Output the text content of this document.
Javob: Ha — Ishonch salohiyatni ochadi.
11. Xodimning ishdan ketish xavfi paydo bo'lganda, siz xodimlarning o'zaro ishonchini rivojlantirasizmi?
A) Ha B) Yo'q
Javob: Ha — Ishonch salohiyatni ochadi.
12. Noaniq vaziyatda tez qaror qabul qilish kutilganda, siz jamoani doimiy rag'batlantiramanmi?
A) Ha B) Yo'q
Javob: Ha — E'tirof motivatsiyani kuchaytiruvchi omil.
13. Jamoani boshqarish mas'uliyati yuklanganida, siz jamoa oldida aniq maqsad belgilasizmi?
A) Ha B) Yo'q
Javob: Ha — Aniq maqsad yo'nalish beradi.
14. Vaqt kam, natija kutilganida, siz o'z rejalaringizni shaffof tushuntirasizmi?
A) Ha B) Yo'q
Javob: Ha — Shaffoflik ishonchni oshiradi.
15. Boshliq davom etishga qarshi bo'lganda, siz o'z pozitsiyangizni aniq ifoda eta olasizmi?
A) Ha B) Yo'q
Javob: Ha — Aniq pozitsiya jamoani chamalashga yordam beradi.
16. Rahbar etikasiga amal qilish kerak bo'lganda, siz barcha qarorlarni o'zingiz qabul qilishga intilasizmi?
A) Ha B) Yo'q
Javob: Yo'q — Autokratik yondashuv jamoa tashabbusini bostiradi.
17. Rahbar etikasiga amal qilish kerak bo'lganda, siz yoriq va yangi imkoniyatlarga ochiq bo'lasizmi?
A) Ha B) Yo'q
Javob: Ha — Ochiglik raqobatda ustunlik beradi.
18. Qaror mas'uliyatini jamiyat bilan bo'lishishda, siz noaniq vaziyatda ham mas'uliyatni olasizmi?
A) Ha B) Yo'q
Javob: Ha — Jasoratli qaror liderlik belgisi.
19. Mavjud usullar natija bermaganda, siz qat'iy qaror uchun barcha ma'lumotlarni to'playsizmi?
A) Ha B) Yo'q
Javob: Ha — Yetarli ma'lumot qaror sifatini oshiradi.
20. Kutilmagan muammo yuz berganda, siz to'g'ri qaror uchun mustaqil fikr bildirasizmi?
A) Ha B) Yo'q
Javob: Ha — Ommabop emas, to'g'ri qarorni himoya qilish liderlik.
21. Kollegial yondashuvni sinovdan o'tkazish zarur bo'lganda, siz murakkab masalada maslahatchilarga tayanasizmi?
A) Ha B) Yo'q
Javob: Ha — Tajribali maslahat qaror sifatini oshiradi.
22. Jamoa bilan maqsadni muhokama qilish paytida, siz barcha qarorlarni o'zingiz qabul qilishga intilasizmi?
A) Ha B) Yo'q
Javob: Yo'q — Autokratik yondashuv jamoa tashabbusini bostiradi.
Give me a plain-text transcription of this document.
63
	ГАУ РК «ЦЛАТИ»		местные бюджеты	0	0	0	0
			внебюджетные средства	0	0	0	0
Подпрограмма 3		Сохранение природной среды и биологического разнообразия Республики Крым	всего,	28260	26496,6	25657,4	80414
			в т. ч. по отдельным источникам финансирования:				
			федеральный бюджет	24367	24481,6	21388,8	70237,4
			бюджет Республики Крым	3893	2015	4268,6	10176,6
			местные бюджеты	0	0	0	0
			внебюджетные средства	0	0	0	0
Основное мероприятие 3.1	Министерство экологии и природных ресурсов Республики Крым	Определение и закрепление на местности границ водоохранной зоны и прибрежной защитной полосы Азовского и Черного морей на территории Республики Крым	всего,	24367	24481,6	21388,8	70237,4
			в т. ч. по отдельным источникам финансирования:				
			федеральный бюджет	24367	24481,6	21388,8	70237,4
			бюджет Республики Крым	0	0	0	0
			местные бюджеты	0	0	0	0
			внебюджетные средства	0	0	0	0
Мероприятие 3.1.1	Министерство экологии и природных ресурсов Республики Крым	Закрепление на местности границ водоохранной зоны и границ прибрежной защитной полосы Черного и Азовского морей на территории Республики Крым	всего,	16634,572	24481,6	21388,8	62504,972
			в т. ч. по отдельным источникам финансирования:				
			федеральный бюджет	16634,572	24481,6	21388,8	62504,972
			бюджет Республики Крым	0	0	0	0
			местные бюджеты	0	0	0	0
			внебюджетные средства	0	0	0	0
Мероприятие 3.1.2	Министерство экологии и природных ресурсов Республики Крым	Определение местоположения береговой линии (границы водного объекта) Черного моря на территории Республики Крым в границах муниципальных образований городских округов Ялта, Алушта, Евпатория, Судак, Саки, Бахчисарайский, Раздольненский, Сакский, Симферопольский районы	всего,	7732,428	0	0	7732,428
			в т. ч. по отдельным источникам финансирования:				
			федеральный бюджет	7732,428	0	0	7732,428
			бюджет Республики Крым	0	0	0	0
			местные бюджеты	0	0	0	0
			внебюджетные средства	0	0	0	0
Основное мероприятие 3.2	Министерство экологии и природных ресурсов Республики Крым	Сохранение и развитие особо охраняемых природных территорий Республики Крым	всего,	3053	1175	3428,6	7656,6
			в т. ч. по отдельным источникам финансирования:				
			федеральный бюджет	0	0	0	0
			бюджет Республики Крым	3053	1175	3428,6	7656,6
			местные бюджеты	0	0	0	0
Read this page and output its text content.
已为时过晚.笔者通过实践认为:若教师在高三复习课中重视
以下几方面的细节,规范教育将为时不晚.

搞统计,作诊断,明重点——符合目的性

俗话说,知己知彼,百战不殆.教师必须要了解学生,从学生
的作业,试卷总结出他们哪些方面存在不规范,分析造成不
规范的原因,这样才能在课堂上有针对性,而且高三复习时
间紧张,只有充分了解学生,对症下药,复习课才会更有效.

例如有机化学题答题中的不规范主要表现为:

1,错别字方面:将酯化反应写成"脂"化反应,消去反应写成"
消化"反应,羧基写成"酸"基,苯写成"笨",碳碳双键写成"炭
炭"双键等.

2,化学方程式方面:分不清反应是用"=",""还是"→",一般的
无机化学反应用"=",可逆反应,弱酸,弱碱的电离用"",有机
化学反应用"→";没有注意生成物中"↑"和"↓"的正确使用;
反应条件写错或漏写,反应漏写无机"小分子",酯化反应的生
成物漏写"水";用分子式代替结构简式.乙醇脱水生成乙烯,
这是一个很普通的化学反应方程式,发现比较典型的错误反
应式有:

YOUR INSTRUCTIONS
Only the number is wanted: how many lines of the material above include the word "Азовского"?

EXERCISE SOLUTION
2